(Problem statement): State how many lines hold the string "ylabel". Give the number and nothing else.

(Dataset records):
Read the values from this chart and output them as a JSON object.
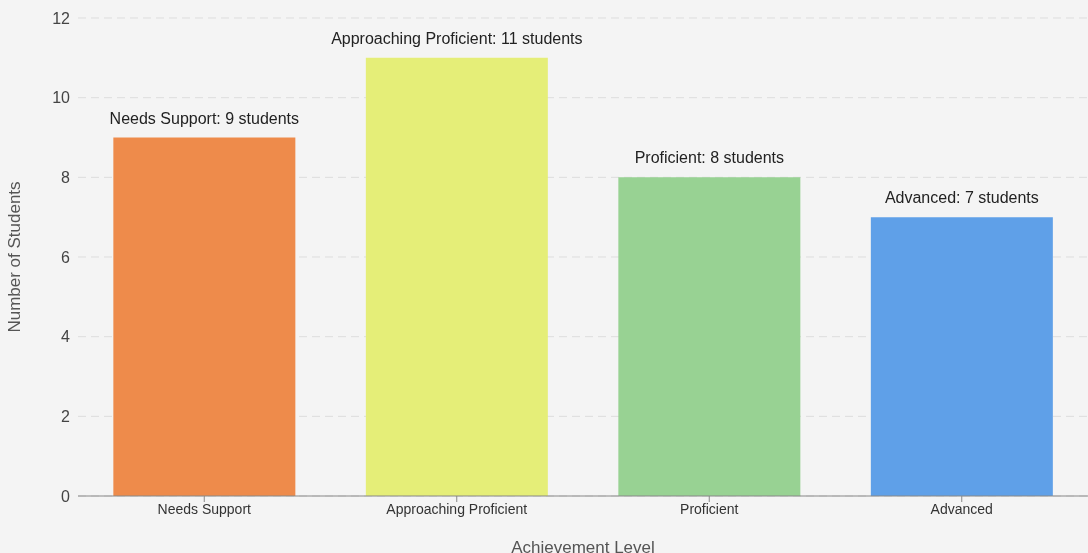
{
  "chart_data": {
    "type": "bar",
    "xlabel": "Achievement Level",
    "ylabel": "Number of Students",
    "categories": [
      "Needs Support",
      "Approaching Proficient",
      "Proficient",
      "Advanced"
    ],
    "values": [
      9,
      11,
      8,
      7
    ],
    "colors": [
      "#ee8b4b",
      "#e5ee78",
      "#98d293",
      "#5fa0e8"
    ],
    "value_labels": [
      "Needs Support: 9 students",
      "Approaching Proficient: 11 students",
      "Proficient: 8 students",
      "Advanced: 7 students"
    ],
    "ylim": [
      0,
      12
    ],
    "yticks": [
      0,
      2,
      4,
      6,
      8,
      10,
      12
    ],
    "grid": "y"
  }
}
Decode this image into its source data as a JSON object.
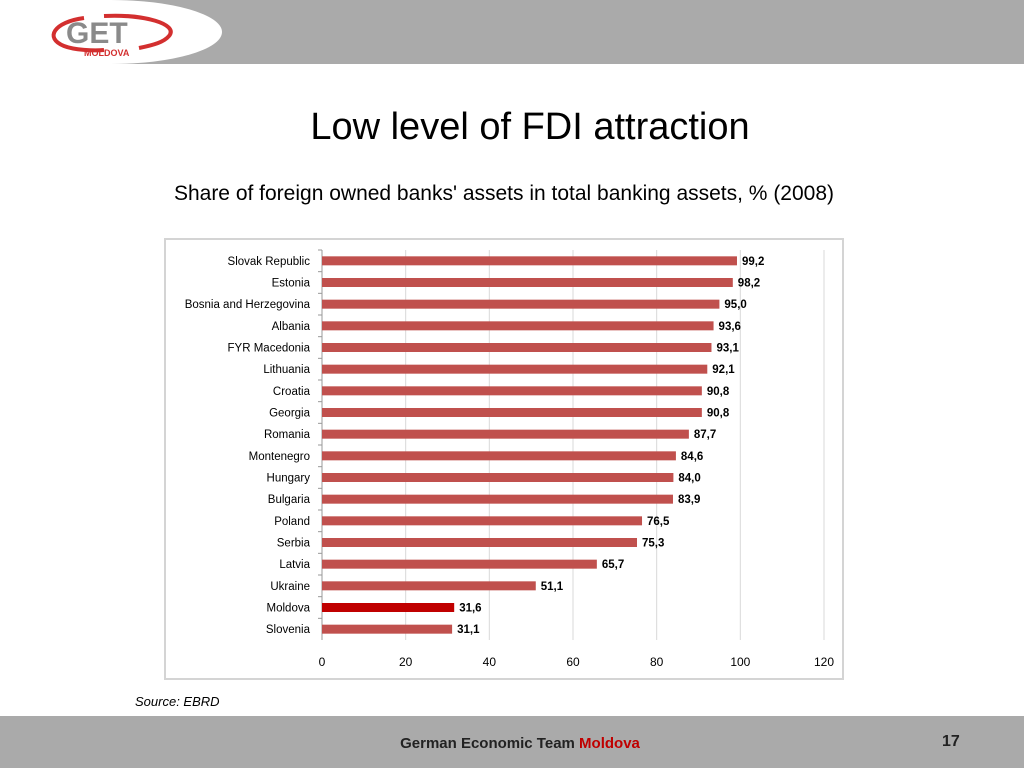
{
  "logo": {
    "text": "GET",
    "subtext": "MOLDOVA"
  },
  "title": "Low level of FDI attraction",
  "subtitle": "Share of foreign owned banks' assets in total banking assets, % (2008)",
  "source": "Source: EBRD",
  "footer": {
    "text": "German Economic Team",
    "highlight": "Moldova",
    "page": "17"
  },
  "colors": {
    "bar": "#c0504d",
    "highlight_bar": "#c00000",
    "band": "#aaaaaa"
  },
  "chart_data": {
    "type": "bar",
    "orientation": "horizontal",
    "categories": [
      "Slovak Republic",
      "Estonia",
      "Bosnia and Herzegovina",
      "Albania",
      "FYR Macedonia",
      "Lithuania",
      "Croatia",
      "Georgia",
      "Romania",
      "Montenegro",
      "Hungary",
      "Bulgaria",
      "Poland",
      "Serbia",
      "Latvia",
      "Ukraine",
      "Moldova",
      "Slovenia"
    ],
    "values": [
      99.2,
      98.2,
      95.0,
      93.6,
      93.1,
      92.1,
      90.8,
      90.8,
      87.7,
      84.6,
      84.0,
      83.9,
      76.5,
      75.3,
      65.7,
      51.1,
      31.6,
      31.1
    ],
    "value_labels": [
      "99,2",
      "98,2",
      "95,0",
      "93,6",
      "93,1",
      "92,1",
      "90,8",
      "90,8",
      "87,7",
      "84,6",
      "84,0",
      "83,9",
      "76,5",
      "75,3",
      "65,7",
      "51,1",
      "31,6",
      "31,1"
    ],
    "highlight": "Moldova",
    "xlim": [
      0,
      120
    ],
    "xticks": [
      "0",
      "20",
      "40",
      "60",
      "80",
      "100",
      "120"
    ],
    "grid": true
  }
}
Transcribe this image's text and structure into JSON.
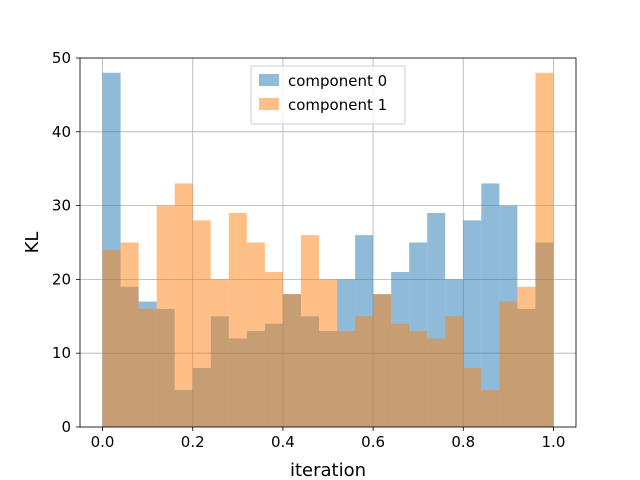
{
  "chart_data": {
    "type": "bar",
    "subtype": "overlaid-histogram",
    "title": "",
    "xlabel": "iteration",
    "ylabel": "KL",
    "xlim": [
      -0.05,
      1.05
    ],
    "ylim": [
      0,
      50
    ],
    "x_ticks": [
      "0.0",
      "0.2",
      "0.4",
      "0.6",
      "0.8",
      "1.0"
    ],
    "y_ticks": [
      "0",
      "10",
      "20",
      "30",
      "40",
      "50"
    ],
    "grid": true,
    "legend_position": "upper center",
    "bin_edges_start": 0.0,
    "bin_width": 0.04,
    "series": [
      {
        "name": "component 0",
        "color": "#1f77b4",
        "opacity": 0.5,
        "values": [
          48,
          19,
          17,
          16,
          5,
          8,
          15,
          12,
          13,
          14,
          18,
          15,
          13,
          20,
          26,
          18,
          21,
          25,
          29,
          20,
          28,
          33,
          30,
          16,
          25
        ]
      },
      {
        "name": "component 1",
        "color": "#ff7f0e",
        "opacity": 0.5,
        "values": [
          24,
          25,
          16,
          30,
          33,
          28,
          20,
          29,
          25,
          21,
          18,
          26,
          20,
          13,
          15,
          18,
          14,
          13,
          12,
          15,
          8,
          5,
          17,
          19,
          48
        ]
      }
    ]
  }
}
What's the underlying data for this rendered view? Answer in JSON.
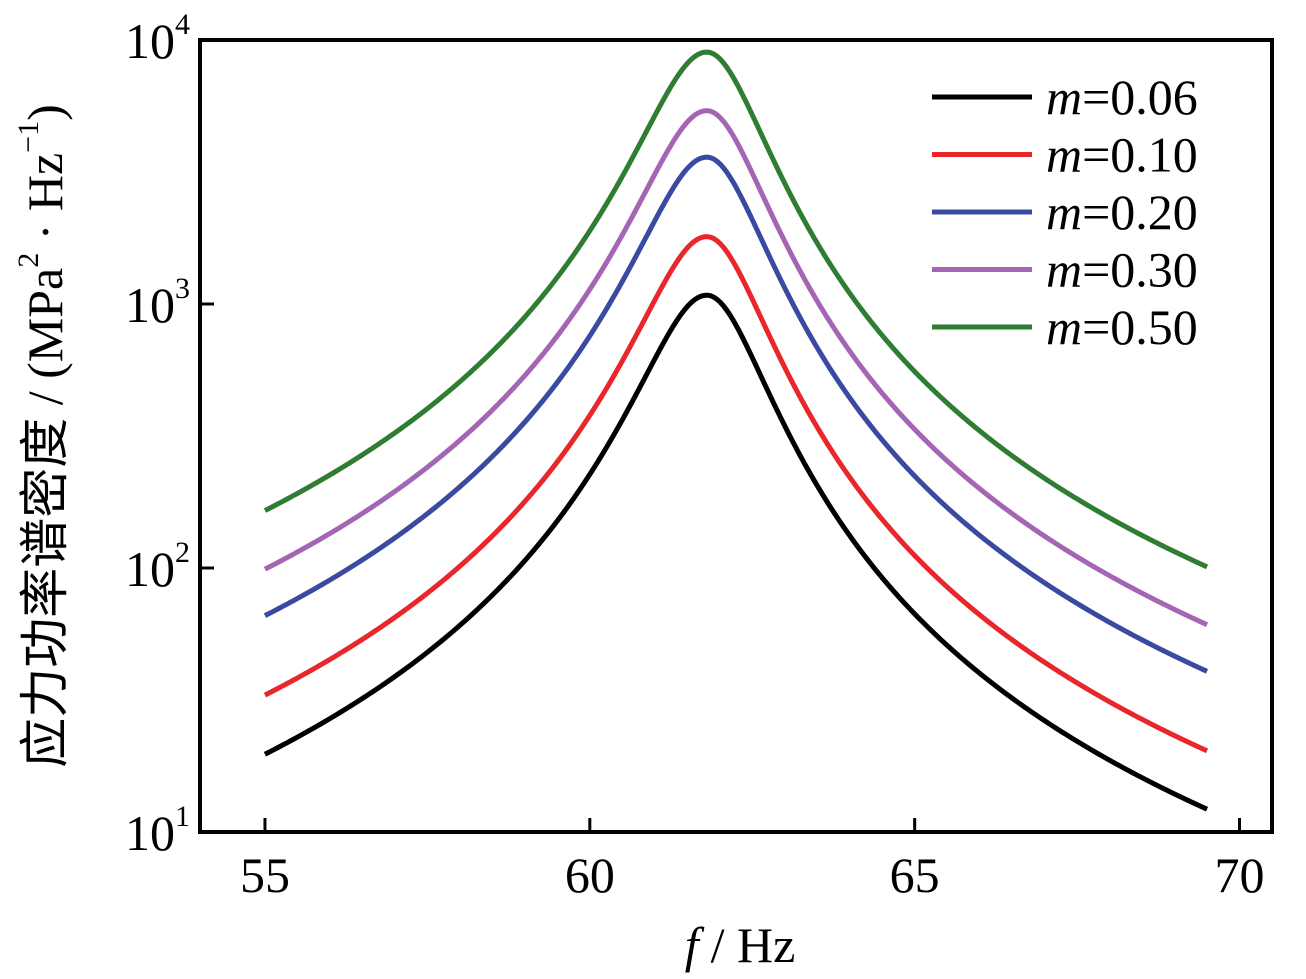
{
  "chart_data": {
    "type": "line",
    "title": "",
    "xlabel": {
      "var": "f",
      "unit": "/ Hz"
    },
    "ylabel": {
      "text": "应力功率谱密度 / (MPa",
      "sup1": "2",
      "mid": " · Hz",
      "sup2": "−1",
      "end": ")"
    },
    "xlim": [
      54,
      70.5
    ],
    "ylim": [
      10,
      10000
    ],
    "yscale": "log",
    "xticks": [
      55,
      60,
      65,
      70
    ],
    "xtick_labels": [
      "55",
      "60",
      "65",
      "70"
    ],
    "yticks": [
      {
        "value": 10,
        "base": "10",
        "exp": "1"
      },
      {
        "value": 100,
        "base": "10",
        "exp": "2"
      },
      {
        "value": 1000,
        "base": "10",
        "exp": "3"
      },
      {
        "value": 10000,
        "base": "10",
        "exp": "4"
      }
    ],
    "legend_position": "top-right",
    "x_range": [
      55,
      69.5
    ],
    "series": [
      {
        "name": "m=0.06",
        "var": "m",
        "value_label": "=0.06",
        "color": "#000000",
        "peak_x": 61.8,
        "peak_y": 1080,
        "start_y": 19.7,
        "end_y": 12.2
      },
      {
        "name": "m=0.10",
        "var": "m",
        "value_label": "=0.10",
        "color": "#e8262b",
        "peak_x": 61.8,
        "peak_y": 1800,
        "start_y": 33,
        "end_y": 20.3
      },
      {
        "name": "m=0.20",
        "var": "m",
        "value_label": "=0.20",
        "color": "#3a4aa0",
        "peak_x": 61.8,
        "peak_y": 3600,
        "start_y": 66,
        "end_y": 40.6
      },
      {
        "name": "m=0.30",
        "var": "m",
        "value_label": "=0.30",
        "color": "#a466b4",
        "peak_x": 61.8,
        "peak_y": 5400,
        "start_y": 99,
        "end_y": 61
      },
      {
        "name": "m=0.50",
        "var": "m",
        "value_label": "=0.50",
        "color": "#2e7d32",
        "peak_x": 61.8,
        "peak_y": 9000,
        "start_y": 165,
        "end_y": 101
      }
    ]
  }
}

(Task solution): 3